Collection entries:

▽

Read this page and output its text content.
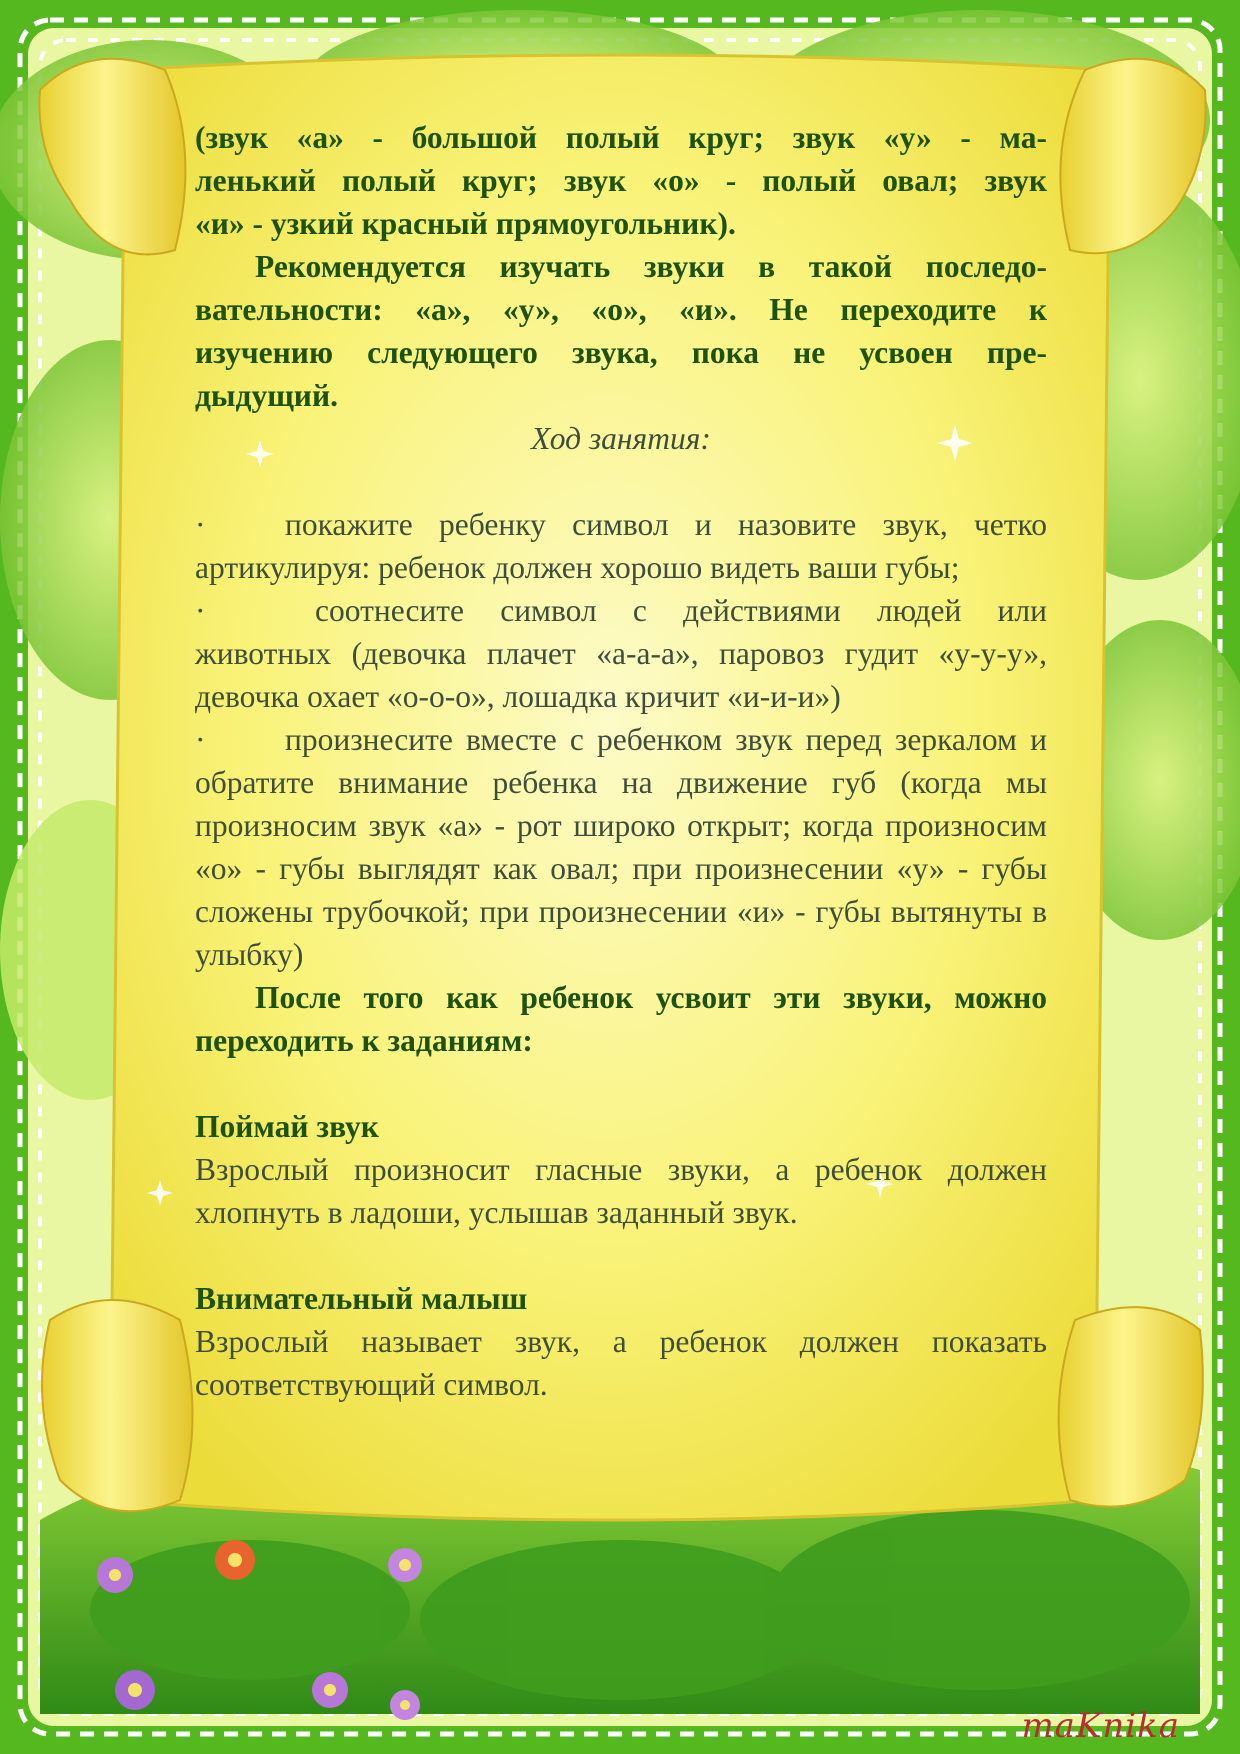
(звук «а» - большой полый круг; звук «у» - ма-
ленький полый круг; звук «о» - полый овал; звук
«и» - узкий красный прямоугольник).

Рекомендуется изучать звуки в такой последо-
вательности: «а», «у», «о», «и». Не переходите к
изучению следующего звука, пока не усвоен пре-
дыдущий.

Ход занятия:

·	покажите ребенку символ и назовите звук, четко артикулируя: ребенок должен хорошо видеть ваши губы;

·	соотнесите символ с действиями людей или животных (девочка плачет «а-а-а», паровоз гудит «у-у-у», девочка охает «о-о-о», лошадка кричит «и-и-и»)

·	произнесите вместе с ребенком звук перед зеркалом и обратите внимание ребенка на движение губ (когда мы произносим звук «а» - рот широко открыт; когда произносим «о» - губы выглядят как овал; при произнесении «у» - губы сложены трубочкой; при произнесении «и» - губы вытянуты в улыбку)

После того как ребенок усвоит эти звуки, можно переходить к заданиям:

Поймай звук

Взрослый произносит гласные звуки, а ребенок должен хлопнуть в ладоши, услышав заданный звук.

Внимательный малыш

Взрослый называет звук, а ребенок должен показать соответствующий символ.

maKnika
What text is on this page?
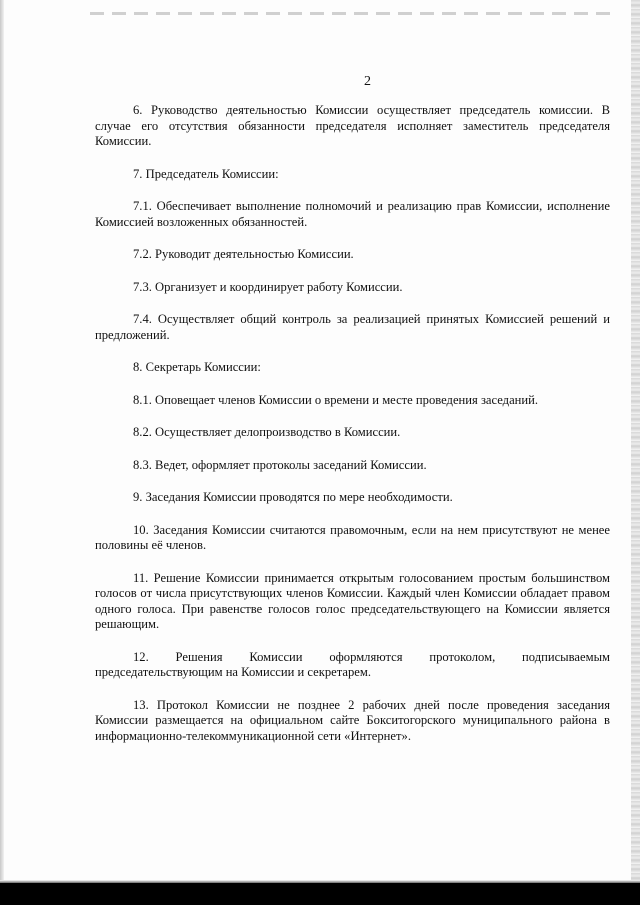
2

6. Руководство деятельностью Комиссии осуществляет председатель комиссии. В случае его отсутствия обязанности председателя исполняет заместитель председателя Комиссии.

7. Председатель Комиссии:

7.1. Обеспечивает выполнение полномочий и реализацию прав Комиссии, исполнение Комиссией возложенных обязанностей.

7.2. Руководит деятельностью Комиссии.

7.3. Организует и координирует работу Комиссии.

7.4. Осуществляет общий контроль за реализацией принятых Комиссией решений и предложений.

8. Секретарь Комиссии:

8.1. Оповещает членов Комиссии о времени и месте проведения заседаний.

8.2. Осуществляет делопроизводство в Комиссии.

8.3. Ведет, оформляет протоколы заседаний Комиссии.

9. Заседания Комиссии проводятся по мере необходимости.

10. Заседания Комиссии считаются правомочным, если на нем присутствуют не менее половины её членов.

11. Решение Комиссии принимается открытым голосованием простым большинством голосов от числа присутствующих членов Комиссии. Каждый член Комиссии обладает правом одного голоса. При равенстве голосов голос председательствующего на Комиссии является решающим.

12. Решения Комиссии оформляются протоколом, подписываемым председательствующим на Комиссии и секретарем.

13. Протокол Комиссии не позднее 2 рабочих дней после проведения заседания Комиссии размещается на официальном сайте Бокситогорского муниципального района в информационно-телекоммуникационной сети «Интернет».
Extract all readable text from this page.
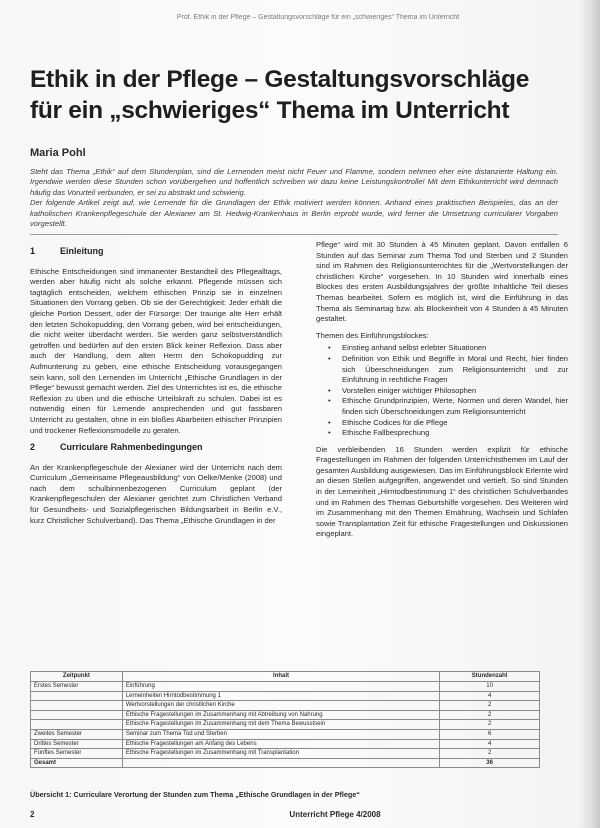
Prof. Ethik in der Pflege – Gestaltungsvorschläge für ein „schwieriges“ Thema im Unterricht
Ethik in der Pflege – Gestaltungsvorschläge
für ein „schwieriges“ Thema im Unterricht
Maria Pohl

Steht das Thema „Ethik“ auf dem Stundenplan, sind die Lernenden meist nicht Feuer und Flamme, sondern nehmen eher eine distanzierte Haltung ein. Irgendwie werden diese Stunden schon vorübergehen und hoffentlich schreiben wir dazu keine Leistungskontrolle! Mit dem Ethikunterricht wird demnach häufig das Vorurteil verbunden, er sei zu abstrakt und schwierig.

Der folgende Artikel zeigt auf, wie Lernende für die Grundlagen der Ethik motiviert werden können. Anhand eines praktischen Beispieles, das an der katholischen Krankenpflegeschule der Alexianer am St. Hedwig-Krankenhaus in Berlin erprobt wurde, wird ferner die Umsetzung curricularer Vorgaben vorgestellt.

1	Einleitung

Ethische Entscheidungen sind immanenter Bestandteil des Pflegealltags, werden aber häufig nicht als solche erkannt. Pflegende müssen sich tagtäglich entscheiden, welchem ethischen Prinzip sie in einzelnen Situationen den Vorrang geben. Ob sie der Gerechtigkeit: Jeder erhält die gleiche Portion Dessert, oder der Fürsorge: Der traurige alte Herr erhält den letzten Schokopudding, den Vorrang geben, wird bei entscheidungen, die nicht weiter überdacht werden. Sie werden ganz selbstverständlich getroffen und bedürfen auf den ersten Blick keiner Reflexion. Dass aber auch der Handlung, dem alten Herrn den Schokopudding zur Aufmunterung zu geben, eine ethische Entscheidung vorausgegangen sein kann, soll den Lernenden im Unterricht „Ethische Grundlagen in der Pflege“ bewusst gemacht werden. Ziel des Unterrichtes ist es, die ethische Reflexion zu üben und die ethische Urteilskraft zu schulen. Dabei ist es notwendig einen für Lernende ansprechenden und gut fassbaren Unterricht zu gestalten, ohne in ein bloßes Abarbeiten ethischer Prinzipien und trockener Reflexionsmodelle zu geraten.

2	Curriculare Rahmenbedingungen

An der Krankenpflegeschule der Alexianer wird der Unterricht nach dem Curriculum „Gemeinsame Pflegeausbildung“ von Oelke/Menke (2008) und nach dem schulbinnenbezogenen Curriculum geplant (der Krankenpflegeschulen der Alexianer gerichtet zum Christlichen Verband für Gesundheits- und Sozialpflegerischen Bildungsarbeit in Berlin e.V., kurz Christlicher Schulverband). Das Thema „Ethische Grundlagen in der

Pflege“ wird mit 30 Stunden à 45 Minuten geplant. Davon entfallen 6 Stunden auf das Seminar zum Thema Tod und Sterben und 2 Stunden sind im Rahmen des Religionsunterrichtes für die „Wertvorstellungen der christlichen Kirche“ vorgesehen. In 10 Stunden wird innerhalb eines Blockes des ersten Ausbildungsjahres der größte Inhaltliche Teil dieses Themas bearbeitet. Sofern es möglich ist, wird die Einführung in das Thema als Seminartag bzw. als Blockeinheit von 4 Stunden à 45 Minuten gestaltet.

Themen des Einführungsblockes:
• Einstieg anhand selbst erlebter Situationen
• Definition von Ethik und Begriffe in Moral und Recht, hier finden sich Überschneidungen zum Religionsunterricht und zur Einführung in rechtliche Fragen
• Vorstellen einiger wichtiger Philosophen
• Ethische Grundprinzipien, Werte, Normen und deren Wandel, hier finden sich Überschneidungen zum Religionsunterricht
• Ethische Codices für die Pflege
• Ethische Fallbesprechung

Die verbleibenden 16 Stunden werden explizit für ethische Fragestellungen im Rahmen der folgenden Unterrichtsthemen im Lauf der gesamten Ausbildung ausgewiesen. Das im Einführungsblock Erlernte wird an diesen Stellen aufgegriffen, angewendet und vertieft. So sind Stunden in der Lerneinheit „Hirntodbestimmung 1“ des christlichen Schulverbandes und im Rahmen des Themas Geburtshilfe vorgesehen. Des Weiteren wird im Zusammenhang mit den Themen Ernährung, Wachsein und Schlafen sowie Transplantation Zeit für ethische Fragestellungen und Diskussionen eingeplant.

Zeitpunkt	Inhalt	Stundenzahl
Erstes Semester	Einführung	10
	Lerneinheiten Hirntodbestimmung 1	4
	Wertvorstellungen der christlichen Kirche	2
	Ethische Fragestellungen im Zusammenhang mit Abtreibung von Nahrung	2
	Ethische Fragestellungen im Zusammenhang mit dem Thema Bewusstsein	2
Zweites Semester	Seminar zum Thema Tod und Sterben	6
Drittes Semester	Ethische Fragestellungen am Anfang des Lebens	4
Fünftes Semester	Ethische Fragestellungen im Zusammenhang mit Transplantation	2
Gesamt		36
Übersicht 1: Curriculare Verortung der Stunden zum Thema „Ethische Grundlagen in der Pflege“
2	Unterricht Pflege 4/2008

△

Exercise aim: Find each line with the string "символ" and copy it out.

Result of the exercise:
·	покажите ребенку символ и назовите звук, четко артикулируя: ребенок должен хорошо видеть ваши губы;
·	соотнесите символ с действиями людей или животных (девочка плачет «а-а-а», паровоз гудит «у-у-у», девочка охает «о-о-о», лошадка кричит «и-и-и»)
Взрослый называет звук, а ребенок должен показать соответствующий символ.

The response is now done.